### [Written request]
Copy every record below, exactly as written.

### [Data for this exercise]
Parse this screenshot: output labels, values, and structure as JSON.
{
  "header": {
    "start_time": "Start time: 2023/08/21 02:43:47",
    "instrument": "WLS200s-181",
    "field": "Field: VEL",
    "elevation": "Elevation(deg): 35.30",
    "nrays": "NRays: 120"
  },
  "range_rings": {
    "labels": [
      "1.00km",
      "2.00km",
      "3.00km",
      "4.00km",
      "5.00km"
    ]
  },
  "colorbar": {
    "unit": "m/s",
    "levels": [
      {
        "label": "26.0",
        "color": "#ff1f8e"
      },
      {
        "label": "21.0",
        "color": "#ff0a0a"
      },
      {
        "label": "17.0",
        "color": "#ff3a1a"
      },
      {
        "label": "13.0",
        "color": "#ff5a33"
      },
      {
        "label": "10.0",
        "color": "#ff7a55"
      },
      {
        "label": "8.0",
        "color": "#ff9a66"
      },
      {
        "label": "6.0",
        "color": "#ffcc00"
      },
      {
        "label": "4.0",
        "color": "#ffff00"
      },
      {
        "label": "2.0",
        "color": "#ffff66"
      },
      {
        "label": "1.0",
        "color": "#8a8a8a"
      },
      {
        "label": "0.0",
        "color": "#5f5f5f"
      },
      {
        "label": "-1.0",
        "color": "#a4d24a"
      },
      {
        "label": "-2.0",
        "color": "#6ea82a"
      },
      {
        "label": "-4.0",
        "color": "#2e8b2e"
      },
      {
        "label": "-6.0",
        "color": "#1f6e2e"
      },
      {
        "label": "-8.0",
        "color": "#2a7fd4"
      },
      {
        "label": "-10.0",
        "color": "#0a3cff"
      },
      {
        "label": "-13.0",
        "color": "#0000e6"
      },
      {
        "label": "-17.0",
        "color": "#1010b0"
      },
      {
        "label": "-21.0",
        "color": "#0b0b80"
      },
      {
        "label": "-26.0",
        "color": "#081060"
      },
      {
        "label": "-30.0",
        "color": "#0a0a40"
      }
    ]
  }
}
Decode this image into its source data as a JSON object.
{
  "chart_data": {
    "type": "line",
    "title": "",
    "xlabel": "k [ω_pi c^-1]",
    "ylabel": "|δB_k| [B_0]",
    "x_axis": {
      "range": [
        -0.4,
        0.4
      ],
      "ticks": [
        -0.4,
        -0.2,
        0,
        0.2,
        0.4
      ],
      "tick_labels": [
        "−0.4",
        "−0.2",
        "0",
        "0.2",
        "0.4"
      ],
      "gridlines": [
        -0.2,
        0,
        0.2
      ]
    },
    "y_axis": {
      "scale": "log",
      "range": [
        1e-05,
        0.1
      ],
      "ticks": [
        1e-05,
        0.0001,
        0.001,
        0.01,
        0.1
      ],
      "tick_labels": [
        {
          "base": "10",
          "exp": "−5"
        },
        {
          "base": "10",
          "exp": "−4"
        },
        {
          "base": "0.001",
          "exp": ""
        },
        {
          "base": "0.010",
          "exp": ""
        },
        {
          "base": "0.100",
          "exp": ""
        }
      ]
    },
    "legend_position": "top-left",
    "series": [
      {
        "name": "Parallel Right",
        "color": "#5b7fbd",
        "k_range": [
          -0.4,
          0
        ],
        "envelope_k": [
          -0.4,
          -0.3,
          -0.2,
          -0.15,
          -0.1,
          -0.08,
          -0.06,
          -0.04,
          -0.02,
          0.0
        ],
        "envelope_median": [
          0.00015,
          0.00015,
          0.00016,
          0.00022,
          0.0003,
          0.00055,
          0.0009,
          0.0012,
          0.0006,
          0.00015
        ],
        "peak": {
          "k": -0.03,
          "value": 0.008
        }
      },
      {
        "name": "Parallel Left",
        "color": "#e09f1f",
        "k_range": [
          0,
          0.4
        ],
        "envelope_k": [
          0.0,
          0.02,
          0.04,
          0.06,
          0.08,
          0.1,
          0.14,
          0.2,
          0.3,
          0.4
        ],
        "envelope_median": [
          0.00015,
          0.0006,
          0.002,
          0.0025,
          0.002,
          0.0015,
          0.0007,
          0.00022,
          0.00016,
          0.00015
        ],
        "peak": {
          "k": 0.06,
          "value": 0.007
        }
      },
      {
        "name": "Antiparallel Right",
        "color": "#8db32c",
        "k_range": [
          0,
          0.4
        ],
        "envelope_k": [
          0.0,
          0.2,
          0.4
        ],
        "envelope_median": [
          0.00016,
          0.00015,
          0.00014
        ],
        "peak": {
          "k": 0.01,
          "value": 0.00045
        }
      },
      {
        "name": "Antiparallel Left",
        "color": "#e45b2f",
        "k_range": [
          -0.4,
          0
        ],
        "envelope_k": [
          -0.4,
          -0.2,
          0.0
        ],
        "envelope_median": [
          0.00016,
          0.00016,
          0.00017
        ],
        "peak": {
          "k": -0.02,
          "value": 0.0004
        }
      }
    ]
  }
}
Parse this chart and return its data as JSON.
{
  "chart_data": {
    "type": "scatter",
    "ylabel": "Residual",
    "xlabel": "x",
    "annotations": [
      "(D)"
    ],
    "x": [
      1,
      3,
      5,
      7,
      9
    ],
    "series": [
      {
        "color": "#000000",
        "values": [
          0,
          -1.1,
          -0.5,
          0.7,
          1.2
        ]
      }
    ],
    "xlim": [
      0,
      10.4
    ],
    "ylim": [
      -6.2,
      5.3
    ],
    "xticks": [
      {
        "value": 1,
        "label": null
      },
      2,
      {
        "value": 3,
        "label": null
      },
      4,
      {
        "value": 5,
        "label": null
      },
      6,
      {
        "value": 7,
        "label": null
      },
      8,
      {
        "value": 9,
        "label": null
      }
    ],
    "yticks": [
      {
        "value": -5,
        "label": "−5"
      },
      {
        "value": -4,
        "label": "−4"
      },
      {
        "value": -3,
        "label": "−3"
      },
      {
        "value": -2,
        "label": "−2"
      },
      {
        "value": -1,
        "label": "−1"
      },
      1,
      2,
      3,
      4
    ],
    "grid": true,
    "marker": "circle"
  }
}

### [Exercise result]
Parse this screenshot: output labels, values, and structure as JSON.
{
  "header": {
    "start_time": "Start time: 2023/08/21 02:43:47",
    "instrument": "WLS200s-181",
    "field": "Field: VEL",
    "elevation": "Elevation(deg): 35.30",
    "nrays": "NRays: 120"
  },
  "range_rings": {
    "labels": [
      "1.00km",
      "2.00km",
      "3.00km",
      "4.00km",
      "5.00km"
    ]
  },
  "colorbar": {
    "unit": "m/s",
    "levels": [
      {
        "label": "26.0",
        "color": "#ff1f8e"
      },
      {
        "label": "21.0",
        "color": "#ff0a0a"
      },
      {
        "label": "17.0",
        "color": "#ff3a1a"
      },
      {
        "label": "13.0",
        "color": "#ff5a33"
      },
      {
        "label": "10.0",
        "color": "#ff7a55"
      },
      {
        "label": "8.0",
        "color": "#ff9a66"
      },
      {
        "label": "6.0",
        "color": "#ffcc00"
      },
      {
        "label": "4.0",
        "color": "#ffff00"
      },
      {
        "label": "2.0",
        "color": "#ffff66"
      },
      {
        "label": "1.0",
        "color": "#8a8a8a"
      },
      {
        "label": "0.0",
        "color": "#5f5f5f"
      },
      {
        "label": "-1.0",
        "color": "#a4d24a"
      },
      {
        "label": "-2.0",
        "color": "#6ea82a"
      },
      {
        "label": "-4.0",
        "color": "#2e8b2e"
      },
      {
        "label": "-6.0",
        "color": "#1f6e2e"
      },
      {
        "label": "-8.0",
        "color": "#2a7fd4"
      },
      {
        "label": "-10.0",
        "color": "#0a3cff"
      },
      {
        "label": "-13.0",
        "color": "#0000e6"
      },
      {
        "label": "-17.0",
        "color": "#1010b0"
      },
      {
        "label": "-21.0",
        "color": "#0b0b80"
      },
      {
        "label": "-26.0",
        "color": "#081060"
      },
      {
        "label": "-30.0",
        "color": "#0a0a40"
      }
    ]
  }
}
Decode this image into its source data as a JSON object.
{
  "chart_data": {
    "type": "line",
    "title": "",
    "xlabel": "k [ω_pi c^-1]",
    "ylabel": "|δB_k| [B_0]",
    "x_axis": {
      "range": [
        -0.4,
        0.4
      ],
      "ticks": [
        -0.4,
        -0.2,
        0,
        0.2,
        0.4
      ],
      "tick_labels": [
        "−0.4",
        "−0.2",
        "0",
        "0.2",
        "0.4"
      ],
      "gridlines": [
        -0.2,
        0,
        0.2
      ]
    },
    "y_axis": {
      "scale": "log",
      "range": [
        1e-05,
        0.1
      ],
      "ticks": [
        1e-05,
        0.0001,
        0.001,
        0.01,
        0.1
      ],
      "tick_labels": [
        {
          "base": "10",
          "exp": "−5"
        },
        {
          "base": "10",
          "exp": "−4"
        },
        {
          "base": "0.001",
          "exp": ""
        },
        {
          "base": "0.010",
          "exp": ""
        },
        {
          "base": "0.100",
          "exp": ""
        }
      ]
    },
    "legend_position": "top-left",
    "series": [
      {
        "name": "Parallel Right",
        "color": "#5b7fbd",
        "k_range": [
          -0.4,
          0
        ],
        "envelope_k": [
          -0.4,
          -0.3,
          -0.2,
          -0.15,
          -0.1,
          -0.08,
          -0.06,
          -0.04,
          -0.02,
          0.0
        ],
        "envelope_median": [
          0.00015,
          0.00015,
          0.00016,
          0.00022,
          0.0003,
          0.00055,
          0.0009,
          0.0012,
          0.0006,
          0.00015
        ],
        "peak": {
          "k": -0.03,
          "value": 0.008
        }
      },
      {
        "name": "Parallel Left",
        "color": "#e09f1f",
        "k_range": [
          0,
          0.4
        ],
        "envelope_k": [
          0.0,
          0.02,
          0.04,
          0.06,
          0.08,
          0.1,
          0.14,
          0.2,
          0.3,
          0.4
        ],
        "envelope_median": [
          0.00015,
          0.0006,
          0.002,
          0.0025,
          0.002,
          0.0015,
          0.0007,
          0.00022,
          0.00016,
          0.00015
        ],
        "peak": {
          "k": 0.06,
          "value": 0.007
        }
      },
      {
        "name": "Antiparallel Right",
        "color": "#8db32c",
        "k_range": [
          0,
          0.4
        ],
        "envelope_k": [
          0.0,
          0.2,
          0.4
        ],
        "envelope_median": [
          0.00016,
          0.00015,
          0.00014
        ],
        "peak": {
          "k": 0.01,
          "value": 0.00045
        }
      },
      {
        "name": "Antiparallel Left",
        "color": "#e45b2f",
        "k_range": [
          -0.4,
          0
        ],
        "envelope_k": [
          -0.4,
          -0.2,
          0.0
        ],
        "envelope_median": [
          0.00016,
          0.00016,
          0.00017
        ],
        "peak": {
          "k": -0.02,
          "value": 0.0004
        }
      }
    ]
  }
}
Parse this chart and return its data as JSON.
{
  "chart_data": {
    "type": "scatter",
    "ylabel": "Residual",
    "xlabel": "x",
    "annotations": [
      "(D)"
    ],
    "x": [
      1,
      3,
      5,
      7,
      9
    ],
    "series": [
      {
        "color": "#000000",
        "values": [
          0,
          -1.1,
          -0.5,
          0.7,
          1.2
        ]
      }
    ],
    "xlim": [
      0,
      10.4
    ],
    "ylim": [
      -6.2,
      5.3
    ],
    "xticks": [
      {
        "value": 1,
        "label": null
      },
      2,
      {
        "value": 3,
        "label": null
      },
      4,
      {
        "value": 5,
        "label": null
      },
      6,
      {
        "value": 7,
        "label": null
      },
      8,
      {
        "value": 9,
        "label": null
      }
    ],
    "yticks": [
      {
        "value": -5,
        "label": "−5"
      },
      {
        "value": -4,
        "label": "−4"
      },
      {
        "value": -3,
        "label": "−3"
      },
      {
        "value": -2,
        "label": "−2"
      },
      {
        "value": -1,
        "label": "−1"
      },
      1,
      2,
      3,
      4
    ],
    "grid": true,
    "marker": "circle"
  }
}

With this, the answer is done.